STATED PROBLEM:
Count every line below in which "label" occurs, then give only the count.

(Data items)
#####

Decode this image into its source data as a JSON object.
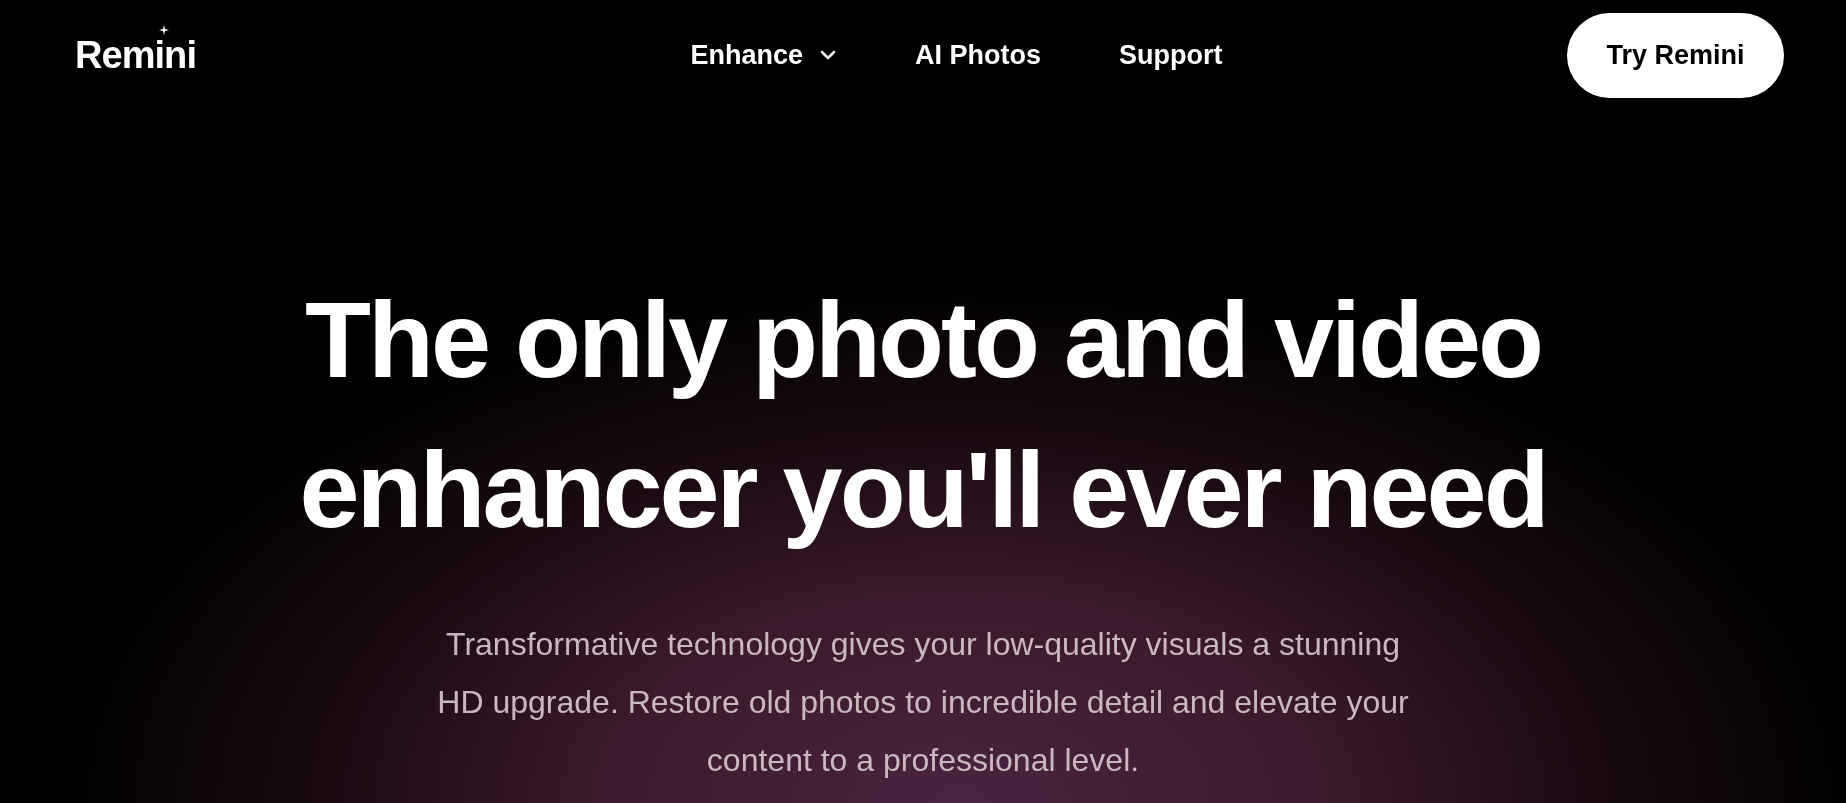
{
  "header": {
    "logo": "Remini",
    "nav": [
      {
        "label": "Enhance",
        "kind": "dropdown"
      },
      {
        "label": "AI Photos",
        "kind": "link"
      },
      {
        "label": "Support",
        "kind": "link"
      }
    ],
    "cta": "Try Remini"
  },
  "hero": {
    "headline_lines": [
      "The only photo and video",
      "enhancer you'll ever need"
    ],
    "description": "Transformative technology gives your low-quality visuals a stunning HD upgrade. Restore old photos to incredible detail and elevate your content to a professional level."
  }
}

#####

OUTPUT FOR THIS TASK:
3